Copy each line that has the string "fill" somewhere in it.

> _DATASET RECORDS_:

────────────────────────────────────────

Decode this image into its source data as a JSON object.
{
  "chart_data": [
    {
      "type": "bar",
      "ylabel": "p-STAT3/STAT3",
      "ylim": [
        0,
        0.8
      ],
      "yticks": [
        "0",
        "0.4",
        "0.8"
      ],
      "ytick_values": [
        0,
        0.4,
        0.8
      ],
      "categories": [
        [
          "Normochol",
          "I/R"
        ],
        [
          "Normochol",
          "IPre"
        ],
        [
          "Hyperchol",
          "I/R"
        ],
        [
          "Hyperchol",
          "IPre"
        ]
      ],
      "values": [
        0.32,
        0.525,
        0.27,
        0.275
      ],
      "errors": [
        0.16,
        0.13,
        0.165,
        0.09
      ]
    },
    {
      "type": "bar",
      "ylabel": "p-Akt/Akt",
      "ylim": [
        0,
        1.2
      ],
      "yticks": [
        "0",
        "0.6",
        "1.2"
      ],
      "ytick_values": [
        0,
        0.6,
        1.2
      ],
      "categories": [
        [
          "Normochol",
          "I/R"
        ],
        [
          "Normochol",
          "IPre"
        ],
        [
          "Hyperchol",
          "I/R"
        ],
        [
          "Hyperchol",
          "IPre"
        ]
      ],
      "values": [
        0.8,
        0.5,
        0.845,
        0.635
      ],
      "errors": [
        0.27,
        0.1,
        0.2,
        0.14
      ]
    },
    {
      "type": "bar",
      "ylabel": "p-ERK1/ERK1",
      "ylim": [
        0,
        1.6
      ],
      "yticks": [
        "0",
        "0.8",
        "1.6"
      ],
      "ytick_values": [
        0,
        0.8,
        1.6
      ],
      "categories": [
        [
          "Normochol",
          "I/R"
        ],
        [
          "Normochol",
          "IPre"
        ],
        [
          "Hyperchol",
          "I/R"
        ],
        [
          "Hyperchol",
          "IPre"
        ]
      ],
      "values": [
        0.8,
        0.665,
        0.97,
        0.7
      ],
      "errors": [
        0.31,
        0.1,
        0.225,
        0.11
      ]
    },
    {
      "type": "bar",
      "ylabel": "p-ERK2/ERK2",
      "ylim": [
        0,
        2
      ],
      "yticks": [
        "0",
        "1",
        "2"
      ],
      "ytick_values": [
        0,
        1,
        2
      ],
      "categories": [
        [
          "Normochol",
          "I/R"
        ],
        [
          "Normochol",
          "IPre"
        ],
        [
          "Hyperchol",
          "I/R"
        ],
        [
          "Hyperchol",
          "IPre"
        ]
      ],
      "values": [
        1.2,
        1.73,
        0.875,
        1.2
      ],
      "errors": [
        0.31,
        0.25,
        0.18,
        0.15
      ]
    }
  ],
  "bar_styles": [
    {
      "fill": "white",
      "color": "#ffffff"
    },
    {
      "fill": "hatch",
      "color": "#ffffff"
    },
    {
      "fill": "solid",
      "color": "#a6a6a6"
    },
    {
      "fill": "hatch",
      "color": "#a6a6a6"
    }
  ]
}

────────────────────────────────────────

> _OUTPUT BELOW_:
      "fill": "white",
      "fill": "hatch",
      "fill": "solid",
      "fill": "hatch",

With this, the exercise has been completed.